→ ENTRIES PROVIDED:
--- BEGIN ---

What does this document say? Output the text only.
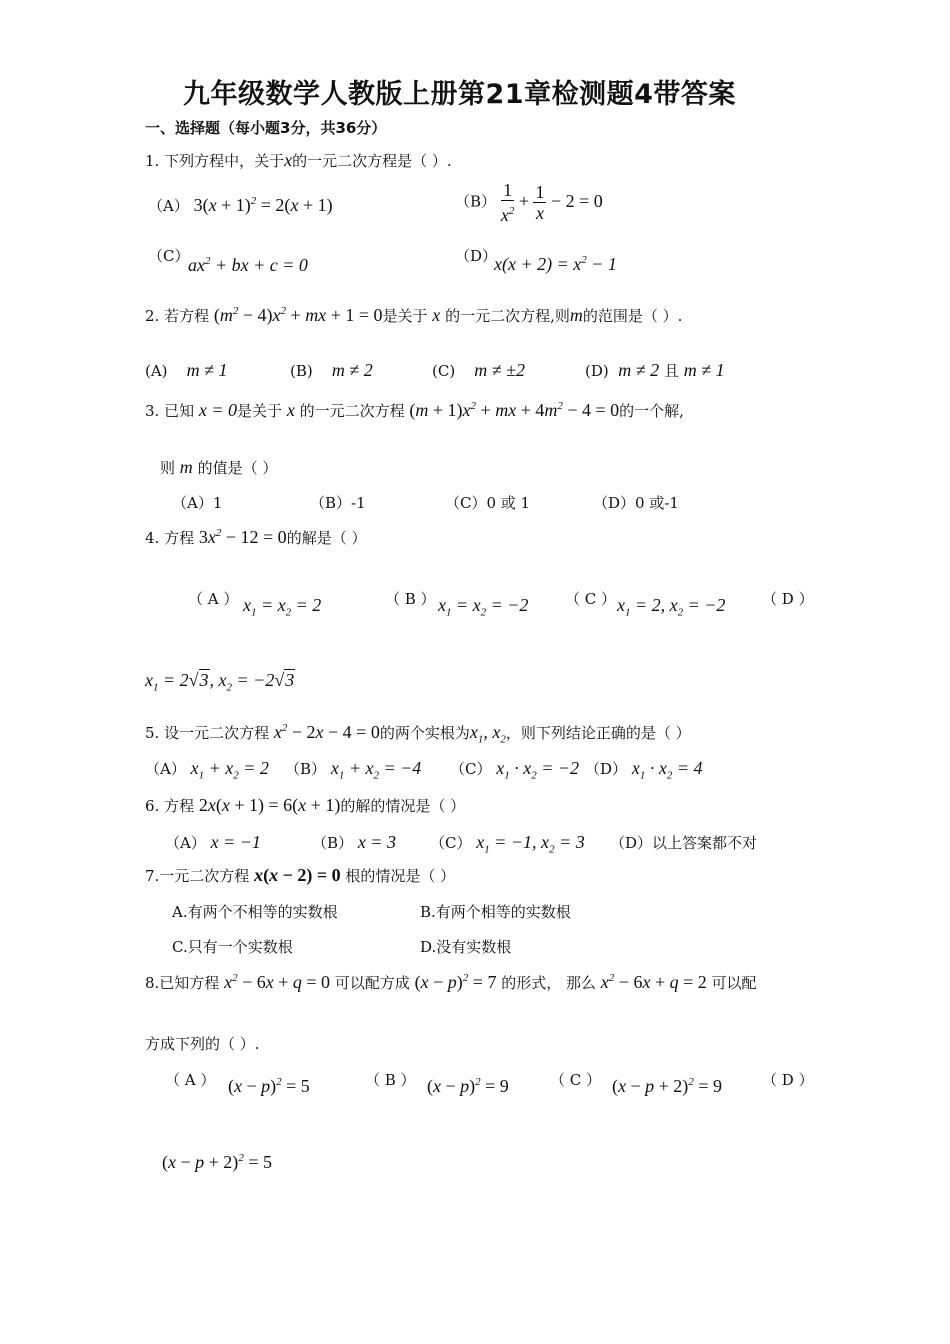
九年级数学人教版上册第21章检测题4带答案
一、选择题（每小题3分，共36分）
1. 下列方程中，关于x的一元二次方程是（ ）.
（A） $3(x + 1)^2 = 2(x + 1)$	$(B) \frac{1}{x^2} + \frac{1}{x} - 2 = 0$
（C）
$ax^2$ + bx + c = 0	（D）
$x(x + 2) = x^2 - 1$
2. 若方程 $(m^2 - 4)x^2$ + mx + 1 = 0是关于 x 的一元二次方程,则m的范围是（ ）.
(A) m ≠ 1	(B) m ≠ 2	(C) m ≠ ±2	(D) m ≠ 2 且 m ≠ 1
3. 已知 x = 0是关于 x 的一元二次方程 $(m + 1)x^2$ + mx + $4m^2 - 4 = 0$的一个解,
则 m 的值是（ ）
（A）1	（B）-1	（C）0 或 1	（D）0 或-1
4. 方程 $3x^2 - 12 = 0$的解是（ ）
（ A ） $x_1 = x_2 = 2$	（ B ） $x_1 = x_2 = -2$ （ C ） $x_1 = 2$, $x_2 = -2$ （ D ）
$x_1 = 2√3$, $x_2 = -2√3$
5. 设一元二次方程 $x^2 - 2x - 4 = 0$的两个实根为$x_1$, $x_2$，则下列结论正确的是（ ）
（A） $x_1 + x_2 = 2$ （B） $x_1 + x_2 = -4$ （C） $x_1 \cdot x_2 = -2$ （D） $x_1 \cdot x_2 = 4$
6. 方程 2x(x + 1) = 6(x + 1)的解的情况是（ ）
（A） x = −1	（B） x = 3 （C） $x_1 = -1$, $x_2 = 3$ （D）以上答案都不对
7.一元二次方程 x(x − 2) = 0 根的情况是（ ）
A.有两个不相等的实数根	B.有两个相等的实数根
C.只有一个实数根	D.没有实数根
8.已知方程 $x^2 - 6x + q = 0$ 可以配方成 $(x - p)^2 = 7$ 的形式， 那么 $x^2 - 6x + q = 2$ 可以配
方成下列的（ ）.
（ A ） $(x - p)^2 = 5$	（ B ） $(x - p)^2 = 9$	（ C ） $(x - p + 2)^2 = 9$	（ D ）
$(x - p + 2)^2 = 5$
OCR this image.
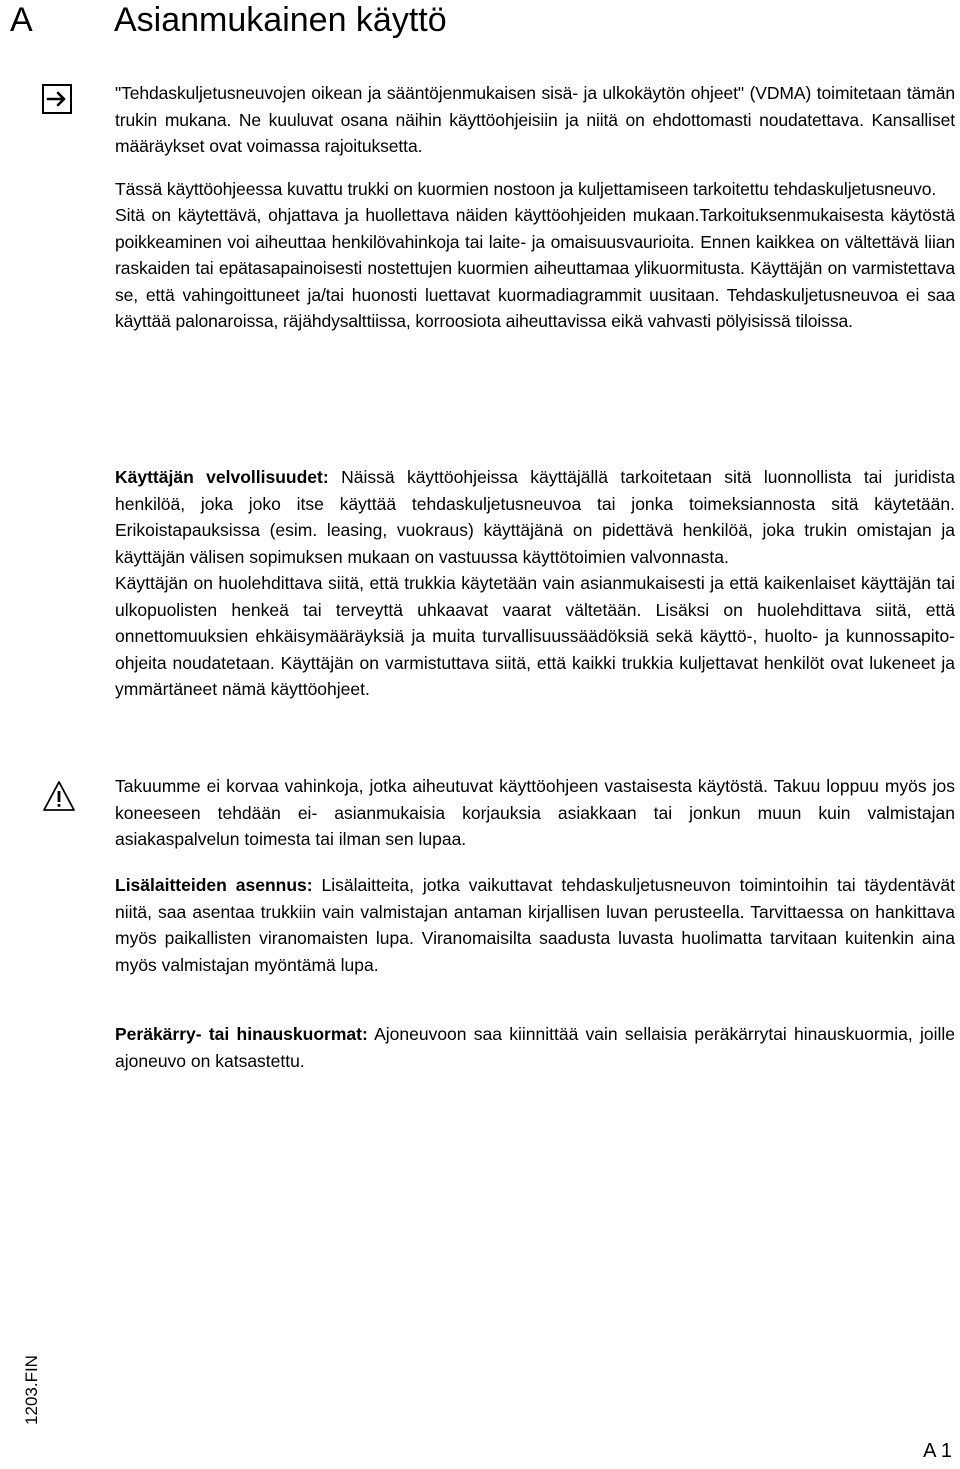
A Asianmukainen käyttö

"Tehdaskuljetusneuvojen oikean ja sääntöjenmukaisen sisä- ja ulkokäytön ohjeet" (VDMA) toimitetaan tämän trukin mukana. Ne kuuluvat osana näihin käyttöohjeisiin ja niitä on ehdottomasti noudatettava. Kansalliset määräykset ovat voimassa rajoituksetta.

Tässä käyttöohjeessa kuvattu trukki on kuormien nostoon ja kuljettamiseen tarkoitettu tehdaskuljetusneuvo.

Sitä on käytettävä, ohjattava ja huollettava näiden käyttöohjeiden mukaan.Tarkoituksenmukaisesta käytöstä poikkeaminen voi aiheuttaa henkilövahinkoja tai laite- ja omaisuusvaurioita. Ennen kaikkea on vältettävä liian raskaiden tai epätasapainoisesti nostettujen kuormien aiheuttamaa ylikuormitusta. Käyttäjän on varmistettava se, että vahingoittuneet ja/tai huonosti luettavat kuormadiagrammit uusitaan. Tehdaskuljetusneuvoa ei saa käyttää palonaroissa, räjähdysalttiissa, korroosiota aiheuttavissa eikä vahvasti pölyisissä tiloissa.

Käyttäjän velvollisuudet: Näissä käyttöohjeissa käyttäjällä tarkoitetaan sitä luonnollista tai juridista henkilöä, joka joko itse käyttää tehdaskuljetusneuvoa tai jonka toimeksiannosta sitä käytetään. Erikoistapauksissa (esim. leasing, vuokraus) käyttäjänä on pidettävä henkilöä, joka trukin omistajan ja käyttäjän välisen sopimuksen mukaan on vastuussa käyttötoimien valvonnasta.

Käyttäjän on huolehdittava siitä, että trukkia käytetään vain asianmukaisesti ja että kaikenlaiset käyttäjän tai ulkopuolisten henkeä tai terveyttä uhkaavat vaarat vältetään. Lisäksi on huolehdittava siitä, että onnettomuuksien ehkäisymääräyksiä ja muita turvallisuussäädöksiä sekä käyttö-, huolto- ja kunnossapito-ohjeita noudatetaan. Käyttäjän on varmistuttava siitä, että kaikki trukkia kuljettavat henkilöt ovat lukeneet ja ymmärtäneet nämä käyttöohjeet.

Takuumme ei korvaa vahinkoja, jotka aiheutuvat käyttöohjeen vastaisesta käytöstä. Takuu loppuu myös jos koneeseen tehdään ei- asianmukaisia korjauksia asiakkaan tai jonkun muun kuin valmistajan asiakaspalvelun toimesta tai ilman sen lupaa.

Lisälaitteiden asennus: Lisälaitteita, jotka vaikuttavat tehdaskuljetusneuvon toimintoihin tai täydentävät niitä, saa asentaa trukkiin vain valmistajan antaman kirjallisen luvan perusteella. Tarvittaessa on hankittava myös paikallisten viranomaisten lupa. Viranomaisilta saadusta luvasta huolimatta tarvitaan kuitenkin aina myös valmistajan myöntämä lupa.

Peräkärry- tai hinauskuormat: Ajoneuvoon saa kiinnittää vain sellaisia peräkärrytai hinauskuormia, joille ajoneuvo on katsastettu.

1203.FIN
A 1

--- END ---

Out of the material above, select every line that holds the string "niitä".

→ EXERCISE RESULT:
"Tehdaskuljetusneuvojen oikean ja sääntöjenmukaisen sisä- ja ulkokäytön ohjeet" (VDMA) toimitetaan tämän trukin mukana. Ne kuuluvat osana näihin käyttöohjeisiin ja niitä on ehdottomasti noudatettava. Kansalliset määräykset ovat voimassa rajoituksetta.
Lisälaitteiden asennus: Lisälaitteita, jotka vaikuttavat tehdaskuljetusneuvon toimintoihin tai täydentävät niitä, saa asentaa trukkiin vain valmistajan antaman kirjallisen luvan perusteella. Tarvittaessa on hankittava myös paikallisten viranomaisten lupa. Viranomaisilta saadusta luvasta huolimatta tarvitaan kuitenkin aina myös valmistajan myöntämä lupa.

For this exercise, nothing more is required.